*WHAT NEEDS TO BE DONE*: Format every line of the entries below as a JSON array of strings, one string per line, leaving out any blank lines.

Layout element entries
[start]
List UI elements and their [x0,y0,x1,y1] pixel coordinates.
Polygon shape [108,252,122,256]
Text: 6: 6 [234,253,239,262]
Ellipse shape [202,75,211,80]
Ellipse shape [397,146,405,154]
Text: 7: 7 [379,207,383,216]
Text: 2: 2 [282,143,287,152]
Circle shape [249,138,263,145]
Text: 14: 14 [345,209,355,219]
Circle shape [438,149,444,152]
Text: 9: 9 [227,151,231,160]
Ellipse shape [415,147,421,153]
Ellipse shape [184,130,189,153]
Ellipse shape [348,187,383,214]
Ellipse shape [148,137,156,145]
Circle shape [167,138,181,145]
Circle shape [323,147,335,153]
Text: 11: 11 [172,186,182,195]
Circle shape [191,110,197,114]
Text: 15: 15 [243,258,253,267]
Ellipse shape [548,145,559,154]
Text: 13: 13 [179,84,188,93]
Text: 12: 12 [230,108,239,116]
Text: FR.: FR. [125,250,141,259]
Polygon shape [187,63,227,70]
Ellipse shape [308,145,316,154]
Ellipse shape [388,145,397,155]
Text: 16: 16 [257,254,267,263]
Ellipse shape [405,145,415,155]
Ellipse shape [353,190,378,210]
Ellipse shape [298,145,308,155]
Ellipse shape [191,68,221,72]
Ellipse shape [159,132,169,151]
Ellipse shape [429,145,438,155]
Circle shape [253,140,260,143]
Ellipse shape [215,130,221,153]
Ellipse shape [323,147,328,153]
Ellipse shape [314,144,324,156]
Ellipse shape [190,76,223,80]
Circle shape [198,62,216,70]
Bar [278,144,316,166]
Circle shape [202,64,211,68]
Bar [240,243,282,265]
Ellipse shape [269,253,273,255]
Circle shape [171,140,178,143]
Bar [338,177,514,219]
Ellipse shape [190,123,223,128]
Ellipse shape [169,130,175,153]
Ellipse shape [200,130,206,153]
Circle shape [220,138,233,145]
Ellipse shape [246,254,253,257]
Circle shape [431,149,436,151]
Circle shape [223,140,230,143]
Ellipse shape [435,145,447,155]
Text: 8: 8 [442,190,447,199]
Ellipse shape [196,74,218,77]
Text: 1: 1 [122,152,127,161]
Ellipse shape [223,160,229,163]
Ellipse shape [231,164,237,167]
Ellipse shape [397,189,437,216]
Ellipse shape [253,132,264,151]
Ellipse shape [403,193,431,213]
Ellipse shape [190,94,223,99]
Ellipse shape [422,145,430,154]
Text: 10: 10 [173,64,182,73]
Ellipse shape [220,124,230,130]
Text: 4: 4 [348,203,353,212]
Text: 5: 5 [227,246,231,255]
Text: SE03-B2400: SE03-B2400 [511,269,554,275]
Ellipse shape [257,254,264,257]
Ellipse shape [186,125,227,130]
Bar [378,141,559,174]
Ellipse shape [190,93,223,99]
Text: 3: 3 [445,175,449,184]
[end]
*WORKED ANSWER*:
[
  "List UI elements and their [x0,y0,x1,y1] pixel coordinates.",
  "Polygon shape [108,252,122,256]",
  "Text: 6: 6 [234,253,239,262]",
  "Ellipse shape [202,75,211,80]",
  "Ellipse shape [397,146,405,154]",
  "Text: 7: 7 [379,207,383,216]",
  "Text: 2: 2 [282,143,287,152]",
  "Circle shape [249,138,263,145]",
  "Text: 14: 14 [345,209,355,219]",
  "Circle shape [438,149,444,152]",
  "Text: 9: 9 [227,151,231,160]",
  "Ellipse shape [415,147,421,153]",
  "Ellipse shape [184,130,189,153]",
  "Ellipse shape [348,187,383,214]",
  "Ellipse shape [148,137,156,145]",
  "Circle shape [167,138,181,145]",
  "Circle shape [323,147,335,153]",
  "Text: 11: 11 [172,186,182,195]",
  "Circle shape [191,110,197,114]",
  "Text: 15: 15 [243,258,253,267]",
  "Ellipse shape [548,145,559,154]",
  "Text: 13: 13 [179,84,188,93]",
  "Text: 12: 12 [230,108,239,116]",
  "Text: FR.: FR. [125,250,141,259]",
  "Polygon shape [187,63,227,70]",
  "Ellipse shape [308,145,316,154]",
  "Ellipse shape [388,145,397,155]",
  "Text: 16: 16 [257,254,267,263]",
  "Ellipse shape [405,145,415,155]",
  "Ellipse shape [353,190,378,210]",
  "Ellipse shape [298,145,308,155]",
  "Ellipse shape [191,68,221,72]",
  "Ellipse shape [159,132,169,151]",
  "Ellipse shape [429,145,438,155]",
  "Circle shape [253,140,260,143]",
  "Ellipse shape [215,130,221,153]",
  "Ellipse shape [323,147,328,153]",
  "Ellipse shape [314,144,324,156]",
  "Ellipse shape [190,76,223,80]",
  "Circle shape [198,62,216,70]",
  "Bar [278,144,316,166]",
  "Circle shape [202,64,211,68]",
  "Bar [240,243,282,265]",
  "Ellipse shape [269,253,273,255]",
  "Circle shape [171,140,178,143]",
  "Bar [338,177,514,219]",
  "Ellipse shape [190,123,223,128]",
  "Ellipse shape [169,130,175,153]",
  "Ellipse shape [200,130,206,153]",
  "Circle shape [220,138,233,145]",
  "Ellipse shape [246,254,253,257]",
  "Circle shape [431,149,436,151]",
  "Circle shape [223,140,230,143]",
  "Ellipse shape [435,145,447,155]",
  "Text: 8: 8 [442,190,447,199]",
  "Ellipse shape [196,74,218,77]",
  "Text: 1: 1 [122,152,127,161]",
  "Ellipse shape [223,160,229,163]",
  "Ellipse shape [231,164,237,167]",
  "Ellipse shape [397,189,437,216]",
  "Ellipse shape [253,132,264,151]",
  "Ellipse shape [403,193,431,213]",
  "Ellipse shape [190,94,223,99]",
  "Ellipse shape [422,145,430,154]",
  "Text: 10: 10 [173,64,182,73]",
  "Ellipse shape [220,124,230,130]",
  "Text: 4: 4 [348,203,353,212]",
  "Text: 5: 5 [227,246,231,255]",
  "Text: SE03-B2400: SE03-B2400 [511,269,554,275]",
  "Ellipse shape [257,254,264,257]",
  "Ellipse shape [186,125,227,130]",
  "Bar [378,141,559,174]",
  "Ellipse shape [190,93,223,99]",
  "Text: 3: 3 [445,175,449,184]"
]